**Passage to read:**
FIGURE 3.

Parameters affecting recombination efficiency. (A) Effect of the λ-Red machinery. Genomic integration was performed at the pyrF site in both the λ-Red induced (aTc added) and non-induced (aTc not added) backgrounds. The helper plasmid p46Cpf1 and the donor plasmid pTc-PG were used. CFU stands for colony number of forming units per microliter of culture. (B) Effect of codon optimization of the Cas12a gene. Genomic integration was performed at the pyrF site using different helper plasmids - p46Cpf1 with the original Cas12a (Cpf1) gene, p46Cpf1-OP1 and p46Cpf1-OP2 with codon optimized Cas12a genes. The donor plasmid pTc-PG was used. (C) Effect of homology arm length on integration efficiency. Genomic integration was performed at the pyrF site with different donor plasmids, pTc-P-50bp providing the donor template with 50-bp homology arms, pTc-P-100bp with 100-bp homology arms and pTc-P with 500-bp homology arms. The helper plasmid p46Cpf1 was used. Modified colonies were not detected when using 50 bp homology arms. ND, not detected. (D) Relationship between integration efficiency and different crRNAs. The crRNAs araD and galK target the leading strand in the E. coli genome, while the crRNAs araD2 and galK2 target the lagging strand. The helper plasmid p46Cpf1 was used. The data represent the averages of three independent experiments.

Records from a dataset
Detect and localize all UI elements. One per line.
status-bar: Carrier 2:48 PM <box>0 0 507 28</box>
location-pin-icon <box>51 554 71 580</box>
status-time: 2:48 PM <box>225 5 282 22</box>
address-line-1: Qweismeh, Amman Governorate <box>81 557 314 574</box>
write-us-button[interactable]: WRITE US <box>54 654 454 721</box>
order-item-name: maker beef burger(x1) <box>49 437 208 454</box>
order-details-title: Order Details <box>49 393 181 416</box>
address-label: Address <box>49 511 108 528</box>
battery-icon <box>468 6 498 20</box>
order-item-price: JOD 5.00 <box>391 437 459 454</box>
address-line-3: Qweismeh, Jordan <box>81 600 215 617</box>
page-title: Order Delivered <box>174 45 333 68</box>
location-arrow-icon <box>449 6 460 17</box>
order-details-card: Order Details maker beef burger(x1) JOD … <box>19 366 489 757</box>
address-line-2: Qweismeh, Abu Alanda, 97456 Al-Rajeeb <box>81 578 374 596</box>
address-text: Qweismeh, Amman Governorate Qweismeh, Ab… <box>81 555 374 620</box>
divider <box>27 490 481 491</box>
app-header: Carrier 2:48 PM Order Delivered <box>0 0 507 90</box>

**What you have to do:**
According to the figure caption above, which homology arm length produced no detectable modified colonies?

**Task result:**
50-bp homology arms